++++ ZITIERTER TEXT ++++

Offen ist, ob diese Grundsätze auf die Veräußerung eines Gewerbebetriebs übertragbar sind; unschädlich ist jedenfalls die spätere Tätigkeit des Veräußerers für den Erwerber (BFH, Urteil v. 17.7.2008, X R 40/07, BFH/NV 2008 S. 2099).
Rz. 998
Verpachtet ein Unternehmer den ganzen Betrieb, mindestens die wesentlichen Betriebsgrundlagen, hat er das Wahlrecht, die Betriebsaufgabe zu erklären oder den Betrieb als ruhenden Betrieb fortzuführen. Bei Erklärung der Betriebsaufgabe liegen zukünftig Einkünfte aus V+V vor, anderenfalls weiterhin Einkünfte aus der bisher erzielten Einkunftsart (z. B. Gewerbebetrieb). Die Aufgabeerklärung ist zeitnah gegenüber dem Finanzamt abzugeben. Die Erklärung der Aufgabe eines verpachteten Betriebs muss klar und eindeutig sein. Die Entscheidung muss unmissverständlich zum Ausdruck kommen. Das kann, insbesondere bei nachträglichen Mitteilungen z. B. im Rahmen der Steuererklärung, problematisch sein (BFH, Urteil v. 3.4.2014, X R 16/10, BFH/NV 2014 S. 1038).

++++ QUELLENAUSZUG ++++

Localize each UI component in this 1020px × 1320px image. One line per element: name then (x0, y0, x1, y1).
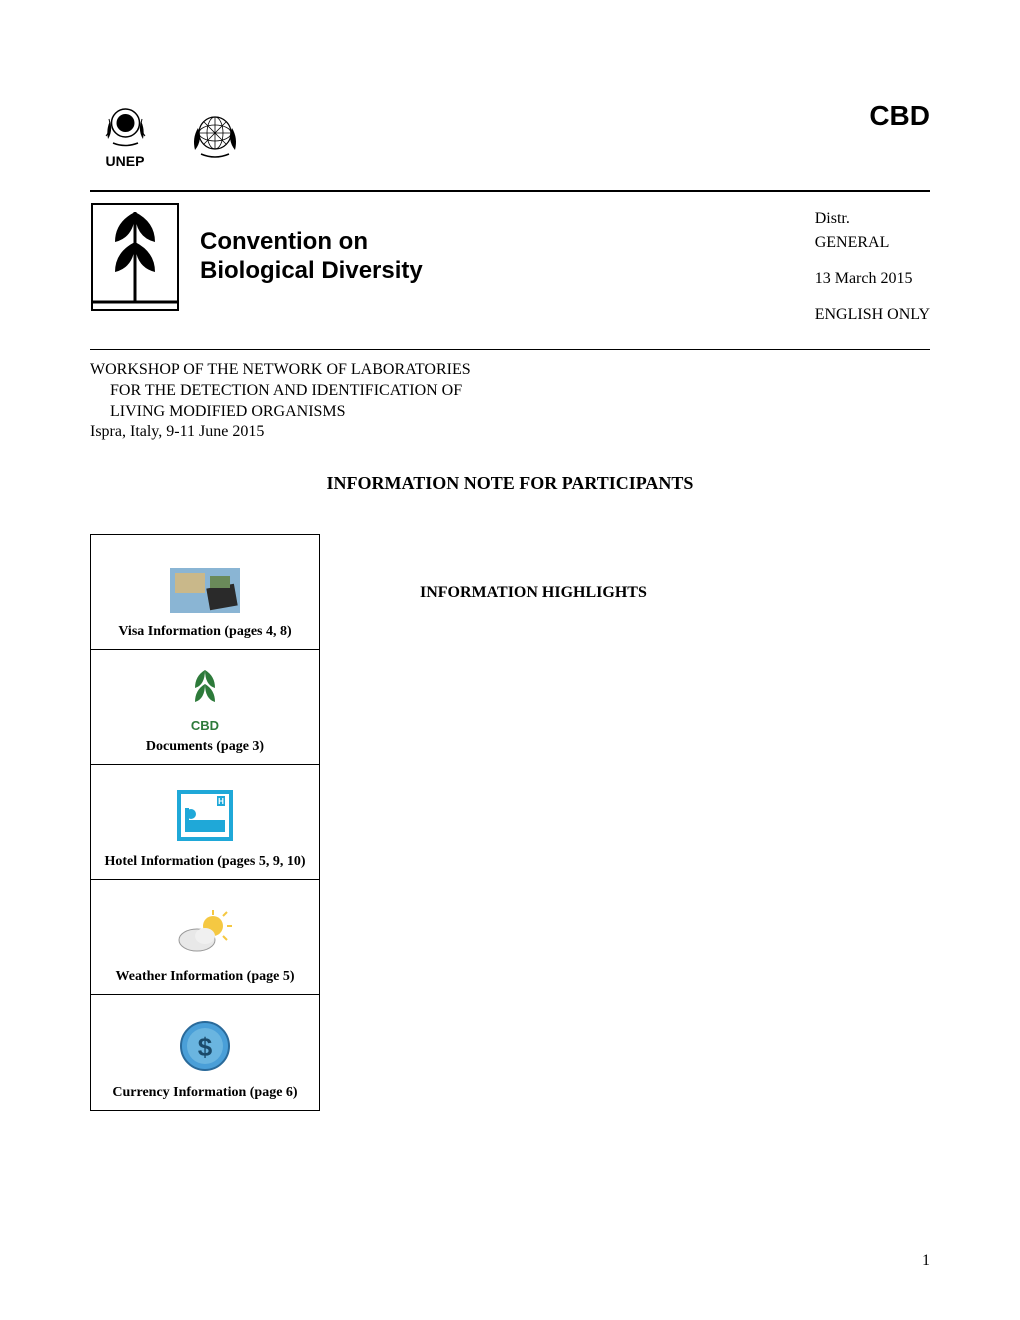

++++

AUFGABE 1 — Stellen Sie fest, ob die Aussagen (a), (b) und (c) mit dem zitierten Text übereinstimmen, und geben Sie zu jeder Aussage Ja oder Nein mit den entscheidenden Worten des Textes als wörtlichem Zitat an. (a) Die Aufgabeerklärung darf beliebig spät gegenüber dem Finanzamt abgegeben werden. (b) Nach Erklärung der Betriebsaufgabe liegen künftig Einkünfte aus V+V vor. (c) Die spätere Tätigkeit des Veräußerers für den Erwerber ist schädlich.
AUFGABE 2 — Geben Sie den zitierten Text von „Offen ist, ob“ bis „2008 S. 2099).“ wortgetreu wieder.

FERTIGE ANTWORT 1 —
(a) Nein: „Die Aufgabeerklärung ist zeitnah gegenüber dem Finanzamt abzugeben.“
(b) Ja: „Bei Erklärung der Betriebsaufgabe liegen zukünftig Einkünfte aus V+V vor“
(c) Nein: „unschädlich ist jedenfalls die spätere Tätigkeit des Veräußerers für den Erwerber“

FERTIGE ANTWORT 2 —
Offen ist, ob diese Grundsätze auf die Veräußerung eines Gewerbebetriebs übertragbar sind; unschädlich ist jedenfalls die spätere Tätigkeit des Veräußerers für den Erwerber (BFH, Urteil v. 17.7.2008, X R 40/07, BFH/NV 2008 S. 2099).